EXERCISE INSTRUCTIONS: Please find all lines in the data that hold the string "Coming" and copy them.

INPUT RECORDS:
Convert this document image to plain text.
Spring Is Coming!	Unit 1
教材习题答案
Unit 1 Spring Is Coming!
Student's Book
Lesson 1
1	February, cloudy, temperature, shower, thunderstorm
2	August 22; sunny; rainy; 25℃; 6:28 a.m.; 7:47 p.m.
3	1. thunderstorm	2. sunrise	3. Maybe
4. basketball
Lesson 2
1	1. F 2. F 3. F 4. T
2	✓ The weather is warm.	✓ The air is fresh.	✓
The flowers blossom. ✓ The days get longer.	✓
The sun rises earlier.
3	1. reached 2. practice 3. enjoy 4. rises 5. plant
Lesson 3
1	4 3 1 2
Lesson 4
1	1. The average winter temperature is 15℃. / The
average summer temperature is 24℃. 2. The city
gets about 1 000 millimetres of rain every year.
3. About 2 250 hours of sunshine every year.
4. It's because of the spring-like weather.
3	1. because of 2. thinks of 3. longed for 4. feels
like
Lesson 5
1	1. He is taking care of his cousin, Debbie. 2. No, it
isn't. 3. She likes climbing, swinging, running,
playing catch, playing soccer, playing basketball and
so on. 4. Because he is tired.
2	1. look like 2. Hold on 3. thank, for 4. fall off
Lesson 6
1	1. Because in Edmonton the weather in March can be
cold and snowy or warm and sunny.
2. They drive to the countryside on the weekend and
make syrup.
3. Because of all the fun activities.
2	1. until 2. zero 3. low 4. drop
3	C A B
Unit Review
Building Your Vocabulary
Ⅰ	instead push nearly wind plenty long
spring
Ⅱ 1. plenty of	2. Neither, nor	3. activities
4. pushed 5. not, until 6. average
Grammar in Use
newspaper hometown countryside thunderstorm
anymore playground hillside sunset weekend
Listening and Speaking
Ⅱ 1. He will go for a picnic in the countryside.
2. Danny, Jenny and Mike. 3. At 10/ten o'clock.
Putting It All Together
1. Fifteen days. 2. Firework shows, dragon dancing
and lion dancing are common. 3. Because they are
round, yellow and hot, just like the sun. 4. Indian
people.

TASK OUTPUT:
Spring Is Coming!	Unit 1
Unit 1 Spring Is Coming!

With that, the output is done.